Rows from a figure dataset
------------------------------------------------------------

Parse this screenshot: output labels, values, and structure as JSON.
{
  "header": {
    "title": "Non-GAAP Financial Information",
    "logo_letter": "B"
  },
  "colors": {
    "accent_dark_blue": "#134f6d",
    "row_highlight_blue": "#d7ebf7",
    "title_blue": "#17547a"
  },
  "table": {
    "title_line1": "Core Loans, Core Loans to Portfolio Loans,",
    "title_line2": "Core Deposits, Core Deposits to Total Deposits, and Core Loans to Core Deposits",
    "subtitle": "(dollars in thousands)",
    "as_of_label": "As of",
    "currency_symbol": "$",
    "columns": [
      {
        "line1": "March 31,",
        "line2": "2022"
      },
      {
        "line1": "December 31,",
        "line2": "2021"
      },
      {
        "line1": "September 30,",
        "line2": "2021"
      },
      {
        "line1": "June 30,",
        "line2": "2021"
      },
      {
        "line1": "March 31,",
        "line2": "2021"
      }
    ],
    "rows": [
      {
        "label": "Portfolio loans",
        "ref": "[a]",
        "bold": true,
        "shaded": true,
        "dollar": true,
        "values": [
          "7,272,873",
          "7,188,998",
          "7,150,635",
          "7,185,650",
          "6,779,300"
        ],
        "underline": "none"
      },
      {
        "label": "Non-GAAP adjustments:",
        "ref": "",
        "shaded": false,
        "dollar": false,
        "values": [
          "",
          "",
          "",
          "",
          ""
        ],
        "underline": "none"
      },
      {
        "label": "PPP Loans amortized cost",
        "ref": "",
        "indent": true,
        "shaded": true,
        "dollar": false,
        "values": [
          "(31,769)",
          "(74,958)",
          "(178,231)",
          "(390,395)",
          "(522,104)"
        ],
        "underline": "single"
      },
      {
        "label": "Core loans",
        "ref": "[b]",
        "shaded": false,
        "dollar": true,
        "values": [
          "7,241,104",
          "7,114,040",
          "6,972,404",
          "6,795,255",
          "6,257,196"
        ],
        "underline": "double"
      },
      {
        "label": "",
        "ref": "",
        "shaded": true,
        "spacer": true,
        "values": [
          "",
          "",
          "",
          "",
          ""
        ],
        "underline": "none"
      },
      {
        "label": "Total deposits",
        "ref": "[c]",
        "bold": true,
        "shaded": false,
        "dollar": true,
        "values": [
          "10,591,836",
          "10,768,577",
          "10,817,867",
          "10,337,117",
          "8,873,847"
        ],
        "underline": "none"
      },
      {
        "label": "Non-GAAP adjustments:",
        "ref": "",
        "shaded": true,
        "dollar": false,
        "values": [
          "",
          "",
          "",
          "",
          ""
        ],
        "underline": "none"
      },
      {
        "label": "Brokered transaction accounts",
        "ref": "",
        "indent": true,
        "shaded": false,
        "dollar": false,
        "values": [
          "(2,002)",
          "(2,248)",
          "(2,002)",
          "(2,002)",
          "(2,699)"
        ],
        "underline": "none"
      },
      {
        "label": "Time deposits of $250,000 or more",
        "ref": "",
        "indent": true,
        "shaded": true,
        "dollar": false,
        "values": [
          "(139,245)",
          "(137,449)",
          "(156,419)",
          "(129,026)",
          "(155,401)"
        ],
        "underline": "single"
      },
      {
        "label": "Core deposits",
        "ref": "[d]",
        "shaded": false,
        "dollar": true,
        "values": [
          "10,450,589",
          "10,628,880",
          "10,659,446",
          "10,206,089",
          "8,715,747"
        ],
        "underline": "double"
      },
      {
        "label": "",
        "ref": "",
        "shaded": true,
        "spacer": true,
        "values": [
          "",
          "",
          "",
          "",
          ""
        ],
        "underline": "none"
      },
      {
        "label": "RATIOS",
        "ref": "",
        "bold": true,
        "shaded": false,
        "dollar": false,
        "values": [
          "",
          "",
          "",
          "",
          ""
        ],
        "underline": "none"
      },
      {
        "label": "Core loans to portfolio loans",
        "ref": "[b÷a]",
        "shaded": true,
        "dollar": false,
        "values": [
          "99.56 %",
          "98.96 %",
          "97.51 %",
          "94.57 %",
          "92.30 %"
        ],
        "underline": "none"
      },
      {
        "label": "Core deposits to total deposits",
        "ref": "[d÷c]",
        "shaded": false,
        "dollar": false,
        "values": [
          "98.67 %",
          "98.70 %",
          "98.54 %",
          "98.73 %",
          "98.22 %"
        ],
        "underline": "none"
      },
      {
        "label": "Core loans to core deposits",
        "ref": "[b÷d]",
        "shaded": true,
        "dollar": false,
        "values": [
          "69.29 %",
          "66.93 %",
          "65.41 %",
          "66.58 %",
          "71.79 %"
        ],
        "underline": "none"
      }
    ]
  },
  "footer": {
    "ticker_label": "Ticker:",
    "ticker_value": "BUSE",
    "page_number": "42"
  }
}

------------------------------------------------------------

Job: Every record above should be copied exactly.

Solution for this exercise:
Parse this screenshot: output labels, values, and structure as JSON.
{
  "header": {
    "title": "Non-GAAP Financial Information",
    "logo_letter": "B"
  },
  "colors": {
    "accent_dark_blue": "#134f6d",
    "row_highlight_blue": "#d7ebf7",
    "title_blue": "#17547a"
  },
  "table": {
    "title_line1": "Core Loans, Core Loans to Portfolio Loans,",
    "title_line2": "Core Deposits, Core Deposits to Total Deposits, and Core Loans to Core Deposits",
    "subtitle": "(dollars in thousands)",
    "as_of_label": "As of",
    "currency_symbol": "$",
    "columns": [
      {
        "line1": "March 31,",
        "line2": "2022"
      },
      {
        "line1": "December 31,",
        "line2": "2021"
      },
      {
        "line1": "September 30,",
        "line2": "2021"
      },
      {
        "line1": "June 30,",
        "line2": "2021"
      },
      {
        "line1": "March 31,",
        "line2": "2021"
      }
    ],
    "rows": [
      {
        "label": "Portfolio loans",
        "ref": "[a]",
        "bold": true,
        "shaded": true,
        "dollar": true,
        "values": [
          "7,272,873",
          "7,188,998",
          "7,150,635",
          "7,185,650",
          "6,779,300"
        ],
        "underline": "none"
      },
      {
        "label": "Non-GAAP adjustments:",
        "ref": "",
        "shaded": false,
        "dollar": false,
        "values": [
          "",
          "",
          "",
          "",
          ""
        ],
        "underline": "none"
      },
      {
        "label": "PPP Loans amortized cost",
        "ref": "",
        "indent": true,
        "shaded": true,
        "dollar": false,
        "values": [
          "(31,769)",
          "(74,958)",
          "(178,231)",
          "(390,395)",
          "(522,104)"
        ],
        "underline": "single"
      },
      {
        "label": "Core loans",
        "ref": "[b]",
        "shaded": false,
        "dollar": true,
        "values": [
          "7,241,104",
          "7,114,040",
          "6,972,404",
          "6,795,255",
          "6,257,196"
        ],
        "underline": "double"
      },
      {
        "label": "",
        "ref": "",
        "shaded": true,
        "spacer": true,
        "values": [
          "",
          "",
          "",
          "",
          ""
        ],
        "underline": "none"
      },
      {
        "label": "Total deposits",
        "ref": "[c]",
        "bold": true,
        "shaded": false,
        "dollar": true,
        "values": [
          "10,591,836",
          "10,768,577",
          "10,817,867",
          "10,337,117",
          "8,873,847"
        ],
        "underline": "none"
      },
      {
        "label": "Non-GAAP adjustments:",
        "ref": "",
        "shaded": true,
        "dollar": false,
        "values": [
          "",
          "",
          "",
          "",
          ""
        ],
        "underline": "none"
      },
      {
        "label": "Brokered transaction accounts",
        "ref": "",
        "indent": true,
        "shaded": false,
        "dollar": false,
        "values": [
          "(2,002)",
          "(2,248)",
          "(2,002)",
          "(2,002)",
          "(2,699)"
        ],
        "underline": "none"
      },
      {
        "label": "Time deposits of $250,000 or more",
        "ref": "",
        "indent": true,
        "shaded": true,
        "dollar": false,
        "values": [
          "(139,245)",
          "(137,449)",
          "(156,419)",
          "(129,026)",
          "(155,401)"
        ],
        "underline": "single"
      },
      {
        "label": "Core deposits",
        "ref": "[d]",
        "shaded": false,
        "dollar": true,
        "values": [
          "10,450,589",
          "10,628,880",
          "10,659,446",
          "10,206,089",
          "8,715,747"
        ],
        "underline": "double"
      },
      {
        "label": "",
        "ref": "",
        "shaded": true,
        "spacer": true,
        "values": [
          "",
          "",
          "",
          "",
          ""
        ],
        "underline": "none"
      },
      {
        "label": "RATIOS",
        "ref": "",
        "bold": true,
        "shaded": false,
        "dollar": false,
        "values": [
          "",
          "",
          "",
          "",
          ""
        ],
        "underline": "none"
      },
      {
        "label": "Core loans to portfolio loans",
        "ref": "[b÷a]",
        "shaded": true,
        "dollar": false,
        "values": [
          "99.56 %",
          "98.96 %",
          "97.51 %",
          "94.57 %",
          "92.30 %"
        ],
        "underline": "none"
      },
      {
        "label": "Core deposits to total deposits",
        "ref": "[d÷c]",
        "shaded": false,
        "dollar": false,
        "values": [
          "98.67 %",
          "98.70 %",
          "98.54 %",
          "98.73 %",
          "98.22 %"
        ],
        "underline": "none"
      },
      {
        "label": "Core loans to core deposits",
        "ref": "[b÷d]",
        "shaded": true,
        "dollar": false,
        "values": [
          "69.29 %",
          "66.93 %",
          "65.41 %",
          "66.58 %",
          "71.79 %"
        ],
        "underline": "none"
      }
    ]
  },
  "footer": {
    "ticker_label": "Ticker:",
    "ticker_value": "BUSE",
    "page_number": "42"
  }
}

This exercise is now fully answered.